» **INSTRUCTIONS FOR THE TASK**
Copy out all lines with the word "sont" in them.

» **MATERIAL SHOWN**
————

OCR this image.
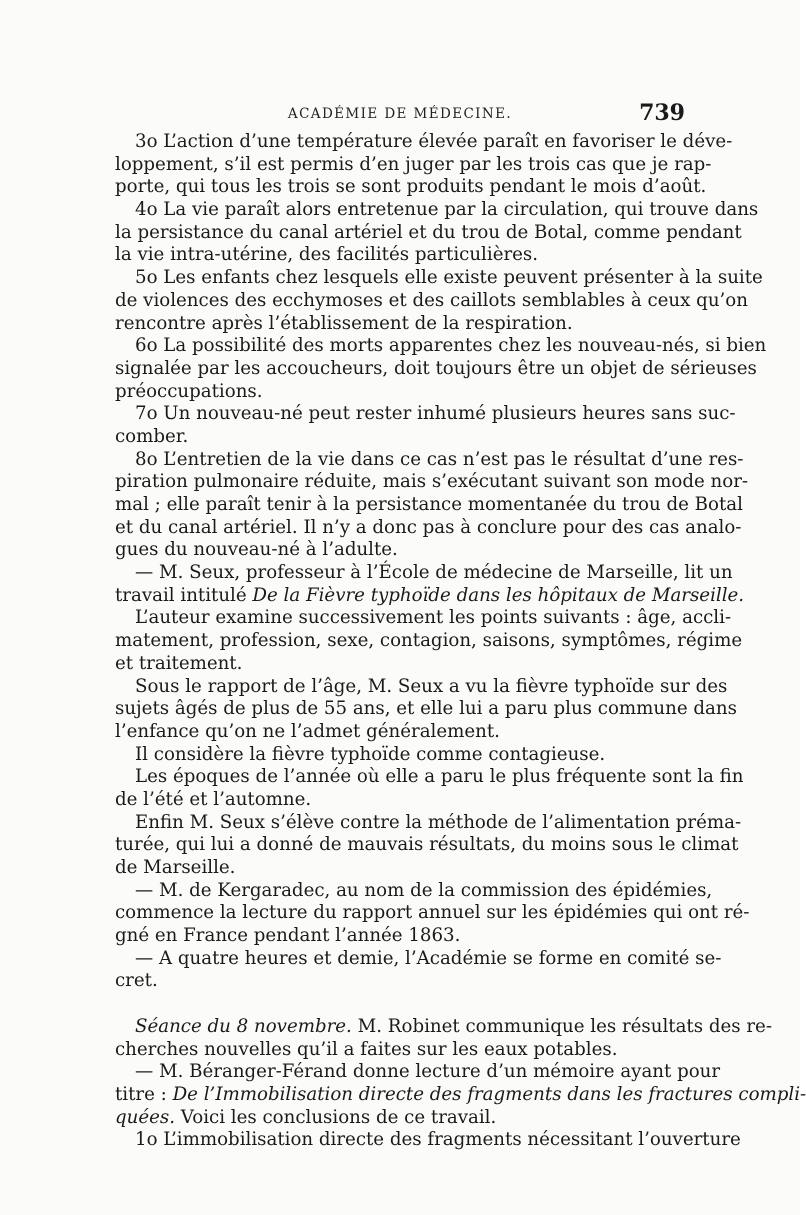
ACADÉMIE DE MÉDECINE.	739
3o L’action d’une température élevée paraît en favoriser le déve-
loppement, s’il est permis d’en juger par les trois cas que je rap-
porte, qui tous les trois se sont produits pendant le mois d’août.
4o La vie paraît alors entretenue par la circulation, qui trouve dans
la persistance du canal artériel et du trou de Botal, comme pendant
la vie intra-utérine, des facilités particulières.
5o Les enfants chez lesquels elle existe peuvent présenter à la suite
de violences des ecchymoses et des caillots semblables à ceux qu’on
rencontre après l’établissement de la respiration.
6o La possibilité des morts apparentes chez les nouveau-nés, si bien
signalée par les accoucheurs, doit toujours être un objet de sérieuses
préoccupations.
7o Un nouveau-né peut rester inhumé plusieurs heures sans suc-
comber.
8o L’entretien de la vie dans ce cas n’est pas le résultat d’une res-
piration pulmonaire réduite, mais s’exécutant suivant son mode nor-
mal ; elle paraît tenir à la persistance momentanée du trou de Botal
et du canal artériel. Il n’y a donc pas à conclure pour des cas analo-
gues du nouveau-né à l’adulte.
— M. Seux, professeur à l’École de médecine de Marseille, lit un
travail intitulé De la Fièvre typhoïde dans les hôpitaux de Marseille.
L’auteur examine successivement les points suivants : âge, accli-
matement, profession, sexe, contagion, saisons, symptômes, régime
et traitement.
Sous le rapport de l’âge, M. Seux a vu la fièvre typhoïde sur des
sujets âgés de plus de 55 ans, et elle lui a paru plus commune dans
l’enfance qu’on ne l’admet généralement.
Il considère la fièvre typhoïde comme contagieuse.
Les époques de l’année où elle a paru le plus fréquente sont la fin
de l’été et l’automne.
Enfin M. Seux s’élève contre la méthode de l’alimentation préma-
turée, qui lui a donné de mauvais résultats, du moins sous le climat
de Marseille.
— M. de Kergaradec, au nom de la commission des épidémies,
commence la lecture du rapport annuel sur les épidémies qui ont ré-
gné en France pendant l’année 1863.
— A quatre heures et demie, l’Académie se forme en comité se-
cret.
Séance du 8 novembre. M. Robinet communique les résultats des re-
cherches nouvelles qu’il a faites sur les eaux potables.
— M. Béranger-Férand donne lecture d’un mémoire ayant pour
titre : De l’Immobilisation directe des fragments dans les fractures compli-
quées. Voici les conclusions de ce travail.
1o L’immobilisation directe des fragments nécessitant l’ouverture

————

» **ANSWER TO THIS PROBLEM**
porte, qui tous les trois se sont produits pendant le mois d’août.
Les époques de l’année où elle a paru le plus fréquente sont la fin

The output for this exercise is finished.